WHAT THE TASK ASKS:
Below are some records: retype them all exactly, but not the pictures.
--- start of DATASET EXTRACT ---
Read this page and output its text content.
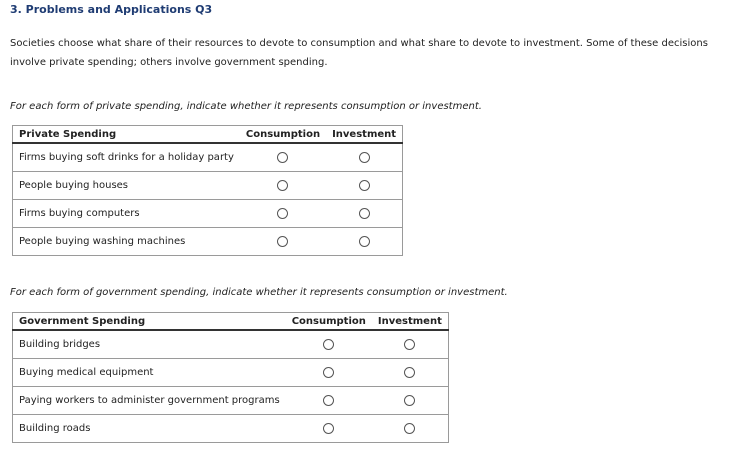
3. Problems and Applications Q3
Societies choose what share of their resources to devote to consumption and what share to devote to investment. Some of these decisions involve private spending; others involve government spending.
For each form of private spending, indicate whether it represents consumption or investment.
Private Spending	Consumption	Investment
Firms buying soft drinks for a holiday party		
People buying houses		
Firms buying computers		
People buying washing machines		
For each form of government spending, indicate whether it represents consumption or investment.
Government Spending	Consumption	Investment
Building bridges		
Buying medical equipment		
Paying workers to administer government programs		
Building roads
--- end of DATASET EXTRACT ---
COMPLETE RESPONSE:
Read this page and output its text content.
3. Problems and Applications Q3
Societies choose what share of their resources to devote to consumption and what share to devote to investment. Some of these decisions involve private spending; others involve government spending.
For each form of private spending, indicate whether it represents consumption or investment.
Private Spending	Consumption	Investment
Firms buying soft drinks for a holiday party		
People buying houses		
Firms buying computers		
People buying washing machines		
For each form of government spending, indicate whether it represents consumption or investment.
Government Spending	Consumption	Investment
Building bridges		
Buying medical equipment		
Paying workers to administer government programs		
Building roads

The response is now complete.